#### [INSTRUCTION]
Can you give all the records again without altering a single character?

Extracted data entries

☆ ☆ ☆ ☆

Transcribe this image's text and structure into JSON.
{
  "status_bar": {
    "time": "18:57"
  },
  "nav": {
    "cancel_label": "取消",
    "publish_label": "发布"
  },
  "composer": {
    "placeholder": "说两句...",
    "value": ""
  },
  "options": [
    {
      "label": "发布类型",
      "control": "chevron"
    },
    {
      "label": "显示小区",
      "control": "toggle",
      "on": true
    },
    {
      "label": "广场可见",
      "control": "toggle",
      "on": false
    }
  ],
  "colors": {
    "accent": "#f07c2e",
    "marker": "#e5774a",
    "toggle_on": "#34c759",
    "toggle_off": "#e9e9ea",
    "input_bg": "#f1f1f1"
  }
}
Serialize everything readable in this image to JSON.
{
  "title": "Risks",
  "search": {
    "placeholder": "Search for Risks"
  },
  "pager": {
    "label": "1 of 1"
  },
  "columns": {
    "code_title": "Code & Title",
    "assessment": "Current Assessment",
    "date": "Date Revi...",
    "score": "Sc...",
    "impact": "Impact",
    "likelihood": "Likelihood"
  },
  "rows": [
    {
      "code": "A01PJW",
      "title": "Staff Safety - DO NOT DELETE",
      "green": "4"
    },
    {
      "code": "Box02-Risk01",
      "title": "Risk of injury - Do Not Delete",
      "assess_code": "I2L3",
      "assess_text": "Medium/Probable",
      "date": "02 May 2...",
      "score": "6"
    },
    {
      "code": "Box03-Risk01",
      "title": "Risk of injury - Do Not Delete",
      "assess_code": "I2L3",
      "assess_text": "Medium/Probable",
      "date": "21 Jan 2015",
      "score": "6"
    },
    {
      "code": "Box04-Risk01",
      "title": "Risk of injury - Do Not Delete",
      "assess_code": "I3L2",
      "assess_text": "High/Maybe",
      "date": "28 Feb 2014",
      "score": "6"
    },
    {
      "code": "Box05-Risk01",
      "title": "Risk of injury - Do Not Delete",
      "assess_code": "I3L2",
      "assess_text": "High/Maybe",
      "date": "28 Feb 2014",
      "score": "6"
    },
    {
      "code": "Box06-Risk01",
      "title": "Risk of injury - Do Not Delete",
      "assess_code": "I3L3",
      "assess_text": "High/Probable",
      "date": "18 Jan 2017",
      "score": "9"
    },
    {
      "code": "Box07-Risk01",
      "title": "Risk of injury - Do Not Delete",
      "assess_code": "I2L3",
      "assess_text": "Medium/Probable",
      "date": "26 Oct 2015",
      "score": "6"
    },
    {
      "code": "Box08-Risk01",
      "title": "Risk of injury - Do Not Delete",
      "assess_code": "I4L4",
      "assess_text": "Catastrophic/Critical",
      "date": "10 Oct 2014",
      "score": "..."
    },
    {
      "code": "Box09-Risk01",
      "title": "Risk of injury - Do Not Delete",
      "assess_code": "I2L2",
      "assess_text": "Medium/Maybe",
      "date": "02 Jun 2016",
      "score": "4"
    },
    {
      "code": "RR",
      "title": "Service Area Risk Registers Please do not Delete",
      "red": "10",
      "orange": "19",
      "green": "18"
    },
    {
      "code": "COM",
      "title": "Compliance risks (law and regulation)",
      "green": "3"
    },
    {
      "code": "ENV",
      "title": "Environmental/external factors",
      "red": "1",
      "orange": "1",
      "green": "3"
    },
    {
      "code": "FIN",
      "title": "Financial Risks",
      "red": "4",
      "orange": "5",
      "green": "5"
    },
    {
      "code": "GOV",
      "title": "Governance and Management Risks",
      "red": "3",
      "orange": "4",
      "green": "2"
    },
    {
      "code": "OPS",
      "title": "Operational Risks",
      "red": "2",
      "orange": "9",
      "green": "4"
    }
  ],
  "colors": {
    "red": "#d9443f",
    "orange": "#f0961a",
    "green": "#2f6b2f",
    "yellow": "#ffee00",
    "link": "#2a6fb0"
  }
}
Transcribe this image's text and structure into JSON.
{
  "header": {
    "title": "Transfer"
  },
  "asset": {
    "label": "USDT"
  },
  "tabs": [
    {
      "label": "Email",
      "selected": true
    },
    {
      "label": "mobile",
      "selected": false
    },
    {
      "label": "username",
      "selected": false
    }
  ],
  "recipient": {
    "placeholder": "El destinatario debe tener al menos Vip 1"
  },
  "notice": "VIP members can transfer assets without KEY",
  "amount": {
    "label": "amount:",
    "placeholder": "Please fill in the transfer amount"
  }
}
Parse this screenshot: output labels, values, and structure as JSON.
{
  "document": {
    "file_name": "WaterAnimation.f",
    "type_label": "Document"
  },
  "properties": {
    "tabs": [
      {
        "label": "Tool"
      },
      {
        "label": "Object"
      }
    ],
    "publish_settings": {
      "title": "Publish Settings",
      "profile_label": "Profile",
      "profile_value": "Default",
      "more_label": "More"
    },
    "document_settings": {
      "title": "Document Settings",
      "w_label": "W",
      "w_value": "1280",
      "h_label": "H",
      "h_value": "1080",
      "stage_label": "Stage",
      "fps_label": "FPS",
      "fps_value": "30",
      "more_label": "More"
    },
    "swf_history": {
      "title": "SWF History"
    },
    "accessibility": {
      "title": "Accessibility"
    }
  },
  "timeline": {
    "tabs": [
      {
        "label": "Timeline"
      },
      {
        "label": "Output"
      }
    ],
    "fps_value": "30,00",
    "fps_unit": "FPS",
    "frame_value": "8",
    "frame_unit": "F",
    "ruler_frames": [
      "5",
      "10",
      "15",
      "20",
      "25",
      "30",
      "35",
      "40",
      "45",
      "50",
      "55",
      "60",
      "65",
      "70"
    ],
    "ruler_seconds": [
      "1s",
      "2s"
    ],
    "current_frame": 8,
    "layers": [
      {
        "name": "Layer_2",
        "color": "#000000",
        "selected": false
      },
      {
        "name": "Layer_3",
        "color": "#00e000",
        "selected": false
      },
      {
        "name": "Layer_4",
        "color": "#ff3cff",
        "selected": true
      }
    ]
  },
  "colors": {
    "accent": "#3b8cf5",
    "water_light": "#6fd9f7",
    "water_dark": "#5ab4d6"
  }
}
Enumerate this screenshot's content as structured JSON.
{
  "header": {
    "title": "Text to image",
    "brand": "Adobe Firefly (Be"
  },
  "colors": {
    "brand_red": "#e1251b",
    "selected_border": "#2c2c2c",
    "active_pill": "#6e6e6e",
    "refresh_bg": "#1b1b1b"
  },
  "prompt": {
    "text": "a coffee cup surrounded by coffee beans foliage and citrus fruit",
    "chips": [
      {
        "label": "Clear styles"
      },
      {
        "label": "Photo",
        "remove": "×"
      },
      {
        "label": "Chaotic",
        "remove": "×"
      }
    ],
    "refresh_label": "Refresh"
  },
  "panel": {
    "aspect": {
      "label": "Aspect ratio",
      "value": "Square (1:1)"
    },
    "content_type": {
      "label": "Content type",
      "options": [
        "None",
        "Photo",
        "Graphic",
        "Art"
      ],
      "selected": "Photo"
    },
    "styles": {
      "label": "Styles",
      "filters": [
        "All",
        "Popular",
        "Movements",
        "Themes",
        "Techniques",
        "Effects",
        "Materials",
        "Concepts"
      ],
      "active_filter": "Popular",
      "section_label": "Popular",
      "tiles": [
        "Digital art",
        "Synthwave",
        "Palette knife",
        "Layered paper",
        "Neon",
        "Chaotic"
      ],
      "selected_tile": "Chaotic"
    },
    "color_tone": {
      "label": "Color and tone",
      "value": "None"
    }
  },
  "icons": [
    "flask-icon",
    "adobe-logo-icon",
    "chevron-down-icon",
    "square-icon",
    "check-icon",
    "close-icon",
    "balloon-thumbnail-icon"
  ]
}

☆ ☆ ☆ ☆

#### [ANSWER BELOW]
Transcribe this image's text and structure into JSON.
{
  "status_bar": {
    "time": "18:57"
  },
  "nav": {
    "cancel_label": "取消",
    "publish_label": "发布"
  },
  "composer": {
    "placeholder": "说两句...",
    "value": ""
  },
  "options": [
    {
      "label": "发布类型",
      "control": "chevron"
    },
    {
      "label": "显示小区",
      "control": "toggle",
      "on": true
    },
    {
      "label": "广场可见",
      "control": "toggle",
      "on": false
    }
  ],
  "colors": {
    "accent": "#f07c2e",
    "marker": "#e5774a",
    "toggle_on": "#34c759",
    "toggle_off": "#e9e9ea",
    "input_bg": "#f1f1f1"
  }
}
Serialize everything readable in this image to JSON.
{
  "title": "Risks",
  "search": {
    "placeholder": "Search for Risks"
  },
  "pager": {
    "label": "1 of 1"
  },
  "columns": {
    "code_title": "Code & Title",
    "assessment": "Current Assessment",
    "date": "Date Revi...",
    "score": "Sc...",
    "impact": "Impact",
    "likelihood": "Likelihood"
  },
  "rows": [
    {
      "code": "A01PJW",
      "title": "Staff Safety - DO NOT DELETE",
      "green": "4"
    },
    {
      "code": "Box02-Risk01",
      "title": "Risk of injury - Do Not Delete",
      "assess_code": "I2L3",
      "assess_text": "Medium/Probable",
      "date": "02 May 2...",
      "score": "6"
    },
    {
      "code": "Box03-Risk01",
      "title": "Risk of injury - Do Not Delete",
      "assess_code": "I2L3",
      "assess_text": "Medium/Probable",
      "date": "21 Jan 2015",
      "score": "6"
    },
    {
      "code": "Box04-Risk01",
      "title": "Risk of injury - Do Not Delete",
      "assess_code": "I3L2",
      "assess_text": "High/Maybe",
      "date": "28 Feb 2014",
      "score": "6"
    },
    {
      "code": "Box05-Risk01",
      "title": "Risk of injury - Do Not Delete",
      "assess_code": "I3L2",
      "assess_text": "High/Maybe",
      "date": "28 Feb 2014",
      "score": "6"
    },
    {
      "code": "Box06-Risk01",
      "title": "Risk of injury - Do Not Delete",
      "assess_code": "I3L3",
      "assess_text": "High/Probable",
      "date": "18 Jan 2017",
      "score": "9"
    },
    {
      "code": "Box07-Risk01",
      "title": "Risk of injury - Do Not Delete",
      "assess_code": "I2L3",
      "assess_text": "Medium/Probable",
      "date": "26 Oct 2015",
      "score": "6"
    },
    {
      "code": "Box08-Risk01",
      "title": "Risk of injury - Do Not Delete",
      "assess_code": "I4L4",
      "assess_text": "Catastrophic/Critical",
      "date": "10 Oct 2014",
      "score": "..."
    },
    {
      "code": "Box09-Risk01",
      "title": "Risk of injury - Do Not Delete",
      "assess_code": "I2L2",
      "assess_text": "Medium/Maybe",
      "date": "02 Jun 2016",
      "score": "4"
    },
    {
      "code": "RR",
      "title": "Service Area Risk Registers Please do not Delete",
      "red": "10",
      "orange": "19",
      "green": "18"
    },
    {
      "code": "COM",
      "title": "Compliance risks (law and regulation)",
      "green": "3"
    },
    {
      "code": "ENV",
      "title": "Environmental/external factors",
      "red": "1",
      "orange": "1",
      "green": "3"
    },
    {
      "code": "FIN",
      "title": "Financial Risks",
      "red": "4",
      "orange": "5",
      "green": "5"
    },
    {
      "code": "GOV",
      "title": "Governance and Management Risks",
      "red": "3",
      "orange": "4",
      "green": "2"
    },
    {
      "code": "OPS",
      "title": "Operational Risks",
      "red": "2",
      "orange": "9",
      "green": "4"
    }
  ],
  "colors": {
    "red": "#d9443f",
    "orange": "#f0961a",
    "green": "#2f6b2f",
    "yellow": "#ffee00",
    "link": "#2a6fb0"
  }
}
Transcribe this image's text and structure into JSON.
{
  "header": {
    "title": "Transfer"
  },
  "asset": {
    "label": "USDT"
  },
  "tabs": [
    {
      "label": "Email",
      "selected": true
    },
    {
      "label": "mobile",
      "selected": false
    },
    {
      "label": "username",
      "selected": false
    }
  ],
  "recipient": {
    "placeholder": "El destinatario debe tener al menos Vip 1"
  },
  "notice": "VIP members can transfer assets without KEY",
  "amount": {
    "label": "amount:",
    "placeholder": "Please fill in the transfer amount"
  }
}
Parse this screenshot: output labels, values, and structure as JSON.
{
  "document": {
    "file_name": "WaterAnimation.f",
    "type_label": "Document"
  },
  "properties": {
    "tabs": [
      {
        "label": "Tool"
      },
      {
        "label": "Object"
      }
    ],
    "publish_settings": {
      "title": "Publish Settings",
      "profile_label": "Profile",
      "profile_value": "Default",
      "more_label": "More"
    },
    "document_settings": {
      "title": "Document Settings",
      "w_label": "W",
      "w_value": "1280",
      "h_label": "H",
      "h_value": "1080",
      "stage_label": "Stage",
      "fps_label": "FPS",
      "fps_value": "30",
      "more_label": "More"
    },
    "swf_history": {
      "title": "SWF History"
    },
    "accessibility": {
      "title": "Accessibility"
    }
  },
  "timeline": {
    "tabs": [
      {
        "label": "Timeline"
      },
      {
        "label": "Output"
      }
    ],
    "fps_value": "30,00",
    "fps_unit": "FPS",
    "frame_value": "8",
    "frame_unit": "F",
    "ruler_frames": [
      "5",
      "10",
      "15",
      "20",
      "25",
      "30",
      "35",
      "40",
      "45",
      "50",
      "55",
      "60",
      "65",
      "70"
    ],
    "ruler_seconds": [
      "1s",
      "2s"
    ],
    "current_frame": 8,
    "layers": [
      {
        "name": "Layer_2",
        "color": "#000000",
        "selected": false
      },
      {
        "name": "Layer_3",
        "color": "#00e000",
        "selected": false
      },
      {
        "name": "Layer_4",
        "color": "#ff3cff",
        "selected": true
      }
    ]
  },
  "colors": {
    "accent": "#3b8cf5",
    "water_light": "#6fd9f7",
    "water_dark": "#5ab4d6"
  }
}
Enumerate this screenshot's content as structured JSON.
{
  "header": {
    "title": "Text to image",
    "brand": "Adobe Firefly (Be"
  },
  "colors": {
    "brand_red": "#e1251b",
    "selected_border": "#2c2c2c",
    "active_pill": "#6e6e6e",
    "refresh_bg": "#1b1b1b"
  },
  "prompt": {
    "text": "a coffee cup surrounded by coffee beans foliage and citrus fruit",
    "chips": [
      {
        "label": "Clear styles"
      },
      {
        "label": "Photo",
        "remove": "×"
      },
      {
        "label": "Chaotic",
        "remove": "×"
      }
    ],
    "refresh_label": "Refresh"
  },
  "panel": {
    "aspect": {
      "label": "Aspect ratio",
      "value": "Square (1:1)"
    },
    "content_type": {
      "label": "Content type",
      "options": [
        "None",
        "Photo",
        "Graphic",
        "Art"
      ],
      "selected": "Photo"
    },
    "styles": {
      "label": "Styles",
      "filters": [
        "All",
        "Popular",
        "Movements",
        "Themes",
        "Techniques",
        "Effects",
        "Materials",
        "Concepts"
      ],
      "active_filter": "Popular",
      "section_label": "Popular",
      "tiles": [
        "Digital art",
        "Synthwave",
        "Palette knife",
        "Layered paper",
        "Neon",
        "Chaotic"
      ],
      "selected_tile": "Chaotic"
    },
    "color_tone": {
      "label": "Color and tone",
      "value": "None"
    }
  },
  "icons": [
    "flask-icon",
    "adobe-logo-icon",
    "chevron-down-icon",
    "square-icon",
    "check-icon",
    "close-icon",
    "balloon-thumbnail-icon"
  ]
}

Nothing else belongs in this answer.